----- Provided material
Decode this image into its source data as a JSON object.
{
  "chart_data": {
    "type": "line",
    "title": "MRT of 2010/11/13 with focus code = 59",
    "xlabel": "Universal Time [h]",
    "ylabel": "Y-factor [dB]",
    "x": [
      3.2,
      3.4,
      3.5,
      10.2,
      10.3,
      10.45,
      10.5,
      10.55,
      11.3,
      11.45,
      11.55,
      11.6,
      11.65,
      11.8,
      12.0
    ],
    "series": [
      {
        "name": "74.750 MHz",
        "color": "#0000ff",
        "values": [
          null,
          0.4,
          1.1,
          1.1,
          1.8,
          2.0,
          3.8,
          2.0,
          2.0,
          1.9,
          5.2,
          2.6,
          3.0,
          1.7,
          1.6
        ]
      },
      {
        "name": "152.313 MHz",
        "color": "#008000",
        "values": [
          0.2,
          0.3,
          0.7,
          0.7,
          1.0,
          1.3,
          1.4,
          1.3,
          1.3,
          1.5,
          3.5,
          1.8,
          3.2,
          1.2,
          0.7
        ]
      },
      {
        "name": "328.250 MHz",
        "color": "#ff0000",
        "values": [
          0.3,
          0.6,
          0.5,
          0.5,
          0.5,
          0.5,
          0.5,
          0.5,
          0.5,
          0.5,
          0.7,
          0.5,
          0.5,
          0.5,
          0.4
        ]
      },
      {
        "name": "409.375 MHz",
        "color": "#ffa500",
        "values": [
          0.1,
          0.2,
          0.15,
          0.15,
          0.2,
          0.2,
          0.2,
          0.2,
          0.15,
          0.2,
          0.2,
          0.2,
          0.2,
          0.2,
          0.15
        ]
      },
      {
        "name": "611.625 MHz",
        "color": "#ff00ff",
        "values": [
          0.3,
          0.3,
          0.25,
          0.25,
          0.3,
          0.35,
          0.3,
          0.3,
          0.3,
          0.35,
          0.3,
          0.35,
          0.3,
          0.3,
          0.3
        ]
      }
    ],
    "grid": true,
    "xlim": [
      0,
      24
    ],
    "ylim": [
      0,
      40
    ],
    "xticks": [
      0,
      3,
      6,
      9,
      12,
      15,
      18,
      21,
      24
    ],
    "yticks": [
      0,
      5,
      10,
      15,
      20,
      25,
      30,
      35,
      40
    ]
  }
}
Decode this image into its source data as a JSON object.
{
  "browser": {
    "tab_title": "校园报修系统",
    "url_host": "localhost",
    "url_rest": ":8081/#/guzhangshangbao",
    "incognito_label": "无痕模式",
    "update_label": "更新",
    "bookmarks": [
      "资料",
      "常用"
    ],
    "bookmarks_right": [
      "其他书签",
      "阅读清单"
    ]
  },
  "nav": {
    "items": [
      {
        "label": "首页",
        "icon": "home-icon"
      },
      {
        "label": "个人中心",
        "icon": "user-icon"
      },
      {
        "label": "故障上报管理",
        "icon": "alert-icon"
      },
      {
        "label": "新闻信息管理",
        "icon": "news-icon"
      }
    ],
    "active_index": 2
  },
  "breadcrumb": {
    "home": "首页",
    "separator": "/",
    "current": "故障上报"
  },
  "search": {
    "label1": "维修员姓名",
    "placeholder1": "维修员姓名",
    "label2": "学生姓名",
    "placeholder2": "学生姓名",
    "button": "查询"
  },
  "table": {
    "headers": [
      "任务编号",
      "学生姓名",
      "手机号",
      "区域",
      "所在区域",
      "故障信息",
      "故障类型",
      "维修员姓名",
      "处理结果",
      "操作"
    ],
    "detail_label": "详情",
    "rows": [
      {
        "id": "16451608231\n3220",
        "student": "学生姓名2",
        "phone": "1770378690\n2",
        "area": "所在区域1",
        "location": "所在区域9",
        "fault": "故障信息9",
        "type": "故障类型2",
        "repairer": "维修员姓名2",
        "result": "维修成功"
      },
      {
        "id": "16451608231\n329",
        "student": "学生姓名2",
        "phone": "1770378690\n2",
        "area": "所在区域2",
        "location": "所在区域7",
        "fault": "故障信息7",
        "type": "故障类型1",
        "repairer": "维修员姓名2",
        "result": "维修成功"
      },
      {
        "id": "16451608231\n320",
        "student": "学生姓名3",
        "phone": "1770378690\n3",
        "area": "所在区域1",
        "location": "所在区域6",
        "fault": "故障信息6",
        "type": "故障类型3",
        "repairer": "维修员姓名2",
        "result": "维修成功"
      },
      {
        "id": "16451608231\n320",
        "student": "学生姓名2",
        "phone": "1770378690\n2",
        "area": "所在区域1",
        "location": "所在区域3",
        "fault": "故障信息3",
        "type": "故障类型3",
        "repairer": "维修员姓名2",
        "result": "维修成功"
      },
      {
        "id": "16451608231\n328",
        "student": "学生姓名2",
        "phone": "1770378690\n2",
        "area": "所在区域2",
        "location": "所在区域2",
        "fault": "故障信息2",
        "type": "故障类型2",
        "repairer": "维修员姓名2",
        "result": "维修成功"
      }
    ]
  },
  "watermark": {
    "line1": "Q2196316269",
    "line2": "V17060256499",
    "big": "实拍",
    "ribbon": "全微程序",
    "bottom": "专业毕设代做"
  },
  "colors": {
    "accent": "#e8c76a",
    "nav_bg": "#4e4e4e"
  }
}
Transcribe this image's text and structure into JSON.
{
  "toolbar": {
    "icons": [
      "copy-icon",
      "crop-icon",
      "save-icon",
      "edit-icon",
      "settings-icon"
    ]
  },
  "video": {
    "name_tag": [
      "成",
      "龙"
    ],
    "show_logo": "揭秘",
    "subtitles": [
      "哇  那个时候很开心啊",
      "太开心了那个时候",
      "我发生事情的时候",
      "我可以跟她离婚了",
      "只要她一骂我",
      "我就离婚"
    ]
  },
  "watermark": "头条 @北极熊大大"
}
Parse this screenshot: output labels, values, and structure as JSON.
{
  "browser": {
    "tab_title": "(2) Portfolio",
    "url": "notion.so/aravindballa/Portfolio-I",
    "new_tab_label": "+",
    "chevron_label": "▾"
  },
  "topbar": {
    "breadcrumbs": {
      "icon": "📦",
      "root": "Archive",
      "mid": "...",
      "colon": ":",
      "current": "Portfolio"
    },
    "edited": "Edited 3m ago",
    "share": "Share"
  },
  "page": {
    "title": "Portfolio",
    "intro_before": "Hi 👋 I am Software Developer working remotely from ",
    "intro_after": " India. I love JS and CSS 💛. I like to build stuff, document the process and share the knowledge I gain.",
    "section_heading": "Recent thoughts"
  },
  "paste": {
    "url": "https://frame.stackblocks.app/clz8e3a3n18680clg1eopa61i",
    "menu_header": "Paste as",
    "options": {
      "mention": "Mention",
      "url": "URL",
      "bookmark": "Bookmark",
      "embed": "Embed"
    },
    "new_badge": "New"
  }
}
----------
Each line of the material above must be retyped precisely.

» **Worked solution**
Decode this image into its source data as a JSON object.
{
  "chart_data": {
    "type": "line",
    "title": "MRT of 2010/11/13 with focus code = 59",
    "xlabel": "Universal Time [h]",
    "ylabel": "Y-factor [dB]",
    "x": [
      3.2,
      3.4,
      3.5,
      10.2,
      10.3,
      10.45,
      10.5,
      10.55,
      11.3,
      11.45,
      11.55,
      11.6,
      11.65,
      11.8,
      12.0
    ],
    "series": [
      {
        "name": "74.750 MHz",
        "color": "#0000ff",
        "values": [
          null,
          0.4,
          1.1,
          1.1,
          1.8,
          2.0,
          3.8,
          2.0,
          2.0,
          1.9,
          5.2,
          2.6,
          3.0,
          1.7,
          1.6
        ]
      },
      {
        "name": "152.313 MHz",
        "color": "#008000",
        "values": [
          0.2,
          0.3,
          0.7,
          0.7,
          1.0,
          1.3,
          1.4,
          1.3,
          1.3,
          1.5,
          3.5,
          1.8,
          3.2,
          1.2,
          0.7
        ]
      },
      {
        "name": "328.250 MHz",
        "color": "#ff0000",
        "values": [
          0.3,
          0.6,
          0.5,
          0.5,
          0.5,
          0.5,
          0.5,
          0.5,
          0.5,
          0.5,
          0.7,
          0.5,
          0.5,
          0.5,
          0.4
        ]
      },
      {
        "name": "409.375 MHz",
        "color": "#ffa500",
        "values": [
          0.1,
          0.2,
          0.15,
          0.15,
          0.2,
          0.2,
          0.2,
          0.2,
          0.15,
          0.2,
          0.2,
          0.2,
          0.2,
          0.2,
          0.15
        ]
      },
      {
        "name": "611.625 MHz",
        "color": "#ff00ff",
        "values": [
          0.3,
          0.3,
          0.25,
          0.25,
          0.3,
          0.35,
          0.3,
          0.3,
          0.3,
          0.35,
          0.3,
          0.35,
          0.3,
          0.3,
          0.3
        ]
      }
    ],
    "grid": true,
    "xlim": [
      0,
      24
    ],
    "ylim": [
      0,
      40
    ],
    "xticks": [
      0,
      3,
      6,
      9,
      12,
      15,
      18,
      21,
      24
    ],
    "yticks": [
      0,
      5,
      10,
      15,
      20,
      25,
      30,
      35,
      40
    ]
  }
}
Decode this image into its source data as a JSON object.
{
  "browser": {
    "tab_title": "校园报修系统",
    "url_host": "localhost",
    "url_rest": ":8081/#/guzhangshangbao",
    "incognito_label": "无痕模式",
    "update_label": "更新",
    "bookmarks": [
      "资料",
      "常用"
    ],
    "bookmarks_right": [
      "其他书签",
      "阅读清单"
    ]
  },
  "nav": {
    "items": [
      {
        "label": "首页",
        "icon": "home-icon"
      },
      {
        "label": "个人中心",
        "icon": "user-icon"
      },
      {
        "label": "故障上报管理",
        "icon": "alert-icon"
      },
      {
        "label": "新闻信息管理",
        "icon": "news-icon"
      }
    ],
    "active_index": 2
  },
  "breadcrumb": {
    "home": "首页",
    "separator": "/",
    "current": "故障上报"
  },
  "search": {
    "label1": "维修员姓名",
    "placeholder1": "维修员姓名",
    "label2": "学生姓名",
    "placeholder2": "学生姓名",
    "button": "查询"
  },
  "table": {
    "headers": [
      "任务编号",
      "学生姓名",
      "手机号",
      "区域",
      "所在区域",
      "故障信息",
      "故障类型",
      "维修员姓名",
      "处理结果",
      "操作"
    ],
    "detail_label": "详情",
    "rows": [
      {
        "id": "16451608231\n3220",
        "student": "学生姓名2",
        "phone": "1770378690\n2",
        "area": "所在区域1",
        "location": "所在区域9",
        "fault": "故障信息9",
        "type": "故障类型2",
        "repairer": "维修员姓名2",
        "result": "维修成功"
      },
      {
        "id": "16451608231\n329",
        "student": "学生姓名2",
        "phone": "1770378690\n2",
        "area": "所在区域2",
        "location": "所在区域7",
        "fault": "故障信息7",
        "type": "故障类型1",
        "repairer": "维修员姓名2",
        "result": "维修成功"
      },
      {
        "id": "16451608231\n320",
        "student": "学生姓名3",
        "phone": "1770378690\n3",
        "area": "所在区域1",
        "location": "所在区域6",
        "fault": "故障信息6",
        "type": "故障类型3",
        "repairer": "维修员姓名2",
        "result": "维修成功"
      },
      {
        "id": "16451608231\n320",
        "student": "学生姓名2",
        "phone": "1770378690\n2",
        "area": "所在区域1",
        "location": "所在区域3",
        "fault": "故障信息3",
        "type": "故障类型3",
        "repairer": "维修员姓名2",
        "result": "维修成功"
      },
      {
        "id": "16451608231\n328",
        "student": "学生姓名2",
        "phone": "1770378690\n2",
        "area": "所在区域2",
        "location": "所在区域2",
        "fault": "故障信息2",
        "type": "故障类型2",
        "repairer": "维修员姓名2",
        "result": "维修成功"
      }
    ]
  },
  "watermark": {
    "line1": "Q2196316269",
    "line2": "V17060256499",
    "big": "实拍",
    "ribbon": "全微程序",
    "bottom": "专业毕设代做"
  },
  "colors": {
    "accent": "#e8c76a",
    "nav_bg": "#4e4e4e"
  }
}
Transcribe this image's text and structure into JSON.
{
  "toolbar": {
    "icons": [
      "copy-icon",
      "crop-icon",
      "save-icon",
      "edit-icon",
      "settings-icon"
    ]
  },
  "video": {
    "name_tag": [
      "成",
      "龙"
    ],
    "show_logo": "揭秘",
    "subtitles": [
      "哇  那个时候很开心啊",
      "太开心了那个时候",
      "我发生事情的时候",
      "我可以跟她离婚了",
      "只要她一骂我",
      "我就离婚"
    ]
  },
  "watermark": "头条 @北极熊大大"
}
Parse this screenshot: output labels, values, and structure as JSON.
{
  "browser": {
    "tab_title": "(2) Portfolio",
    "url": "notion.so/aravindballa/Portfolio-I",
    "new_tab_label": "+",
    "chevron_label": "▾"
  },
  "topbar": {
    "breadcrumbs": {
      "icon": "📦",
      "root": "Archive",
      "mid": "...",
      "colon": ":",
      "current": "Portfolio"
    },
    "edited": "Edited 3m ago",
    "share": "Share"
  },
  "page": {
    "title": "Portfolio",
    "intro_before": "Hi 👋 I am Software Developer working remotely from ",
    "intro_after": " India. I love JS and CSS 💛. I like to build stuff, document the process and share the knowledge I gain.",
    "section_heading": "Recent thoughts"
  },
  "paste": {
    "url": "https://frame.stackblocks.app/clz8e3a3n18680clg1eopa61i",
    "menu_header": "Paste as",
    "options": {
      "mention": "Mention",
      "url": "URL",
      "bookmark": "Bookmark",
      "embed": "Embed"
    },
    "new_badge": "New"
  }
}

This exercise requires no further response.